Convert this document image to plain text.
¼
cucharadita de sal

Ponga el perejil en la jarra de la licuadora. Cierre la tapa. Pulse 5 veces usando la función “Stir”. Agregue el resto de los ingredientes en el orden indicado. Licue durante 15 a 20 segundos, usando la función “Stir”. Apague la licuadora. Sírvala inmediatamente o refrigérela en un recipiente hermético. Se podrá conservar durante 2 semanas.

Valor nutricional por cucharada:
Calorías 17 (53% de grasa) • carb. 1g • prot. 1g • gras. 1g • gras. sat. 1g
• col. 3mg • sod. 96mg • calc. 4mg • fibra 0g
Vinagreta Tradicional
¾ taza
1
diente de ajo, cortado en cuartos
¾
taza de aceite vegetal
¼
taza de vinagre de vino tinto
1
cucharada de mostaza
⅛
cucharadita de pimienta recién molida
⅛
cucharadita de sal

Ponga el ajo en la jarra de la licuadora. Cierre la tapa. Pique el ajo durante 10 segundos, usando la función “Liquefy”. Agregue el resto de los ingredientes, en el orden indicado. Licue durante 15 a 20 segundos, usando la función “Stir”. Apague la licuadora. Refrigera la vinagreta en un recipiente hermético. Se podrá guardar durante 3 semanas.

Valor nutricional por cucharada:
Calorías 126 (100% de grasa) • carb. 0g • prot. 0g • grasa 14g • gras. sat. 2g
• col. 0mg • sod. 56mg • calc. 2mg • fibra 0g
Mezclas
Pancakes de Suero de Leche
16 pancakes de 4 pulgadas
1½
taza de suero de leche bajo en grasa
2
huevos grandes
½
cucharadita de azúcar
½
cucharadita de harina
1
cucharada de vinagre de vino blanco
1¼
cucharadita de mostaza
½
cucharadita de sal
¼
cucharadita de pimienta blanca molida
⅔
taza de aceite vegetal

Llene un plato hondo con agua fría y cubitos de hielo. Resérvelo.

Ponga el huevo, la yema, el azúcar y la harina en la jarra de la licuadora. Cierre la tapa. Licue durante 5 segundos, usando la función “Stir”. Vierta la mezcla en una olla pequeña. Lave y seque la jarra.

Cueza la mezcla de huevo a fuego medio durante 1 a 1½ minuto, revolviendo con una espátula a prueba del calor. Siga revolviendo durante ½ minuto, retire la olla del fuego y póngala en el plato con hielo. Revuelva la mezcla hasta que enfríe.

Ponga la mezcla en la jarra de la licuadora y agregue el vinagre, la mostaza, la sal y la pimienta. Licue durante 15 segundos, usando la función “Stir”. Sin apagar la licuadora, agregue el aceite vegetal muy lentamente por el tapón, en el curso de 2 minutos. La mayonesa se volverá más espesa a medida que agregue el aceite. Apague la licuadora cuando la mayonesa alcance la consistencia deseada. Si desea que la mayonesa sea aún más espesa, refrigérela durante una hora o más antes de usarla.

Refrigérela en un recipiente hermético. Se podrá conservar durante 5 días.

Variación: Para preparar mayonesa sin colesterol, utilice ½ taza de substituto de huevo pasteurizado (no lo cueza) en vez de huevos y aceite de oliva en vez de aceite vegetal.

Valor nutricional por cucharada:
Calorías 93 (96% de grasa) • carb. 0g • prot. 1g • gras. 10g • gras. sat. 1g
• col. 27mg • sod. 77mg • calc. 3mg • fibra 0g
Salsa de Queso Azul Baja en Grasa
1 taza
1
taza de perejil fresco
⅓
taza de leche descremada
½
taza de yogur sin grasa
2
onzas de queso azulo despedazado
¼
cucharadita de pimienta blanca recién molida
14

__WHAT IS NEEDED__
Look through the entries above and list every line containing "calc".

__IN RESPONSE__
• col. 3mg • sod. 96mg • calc. 4mg • fibra 0g
• col. 0mg • sod. 56mg • calc. 2mg • fibra 0g
• col. 27mg • sod. 77mg • calc. 3mg • fibra 0g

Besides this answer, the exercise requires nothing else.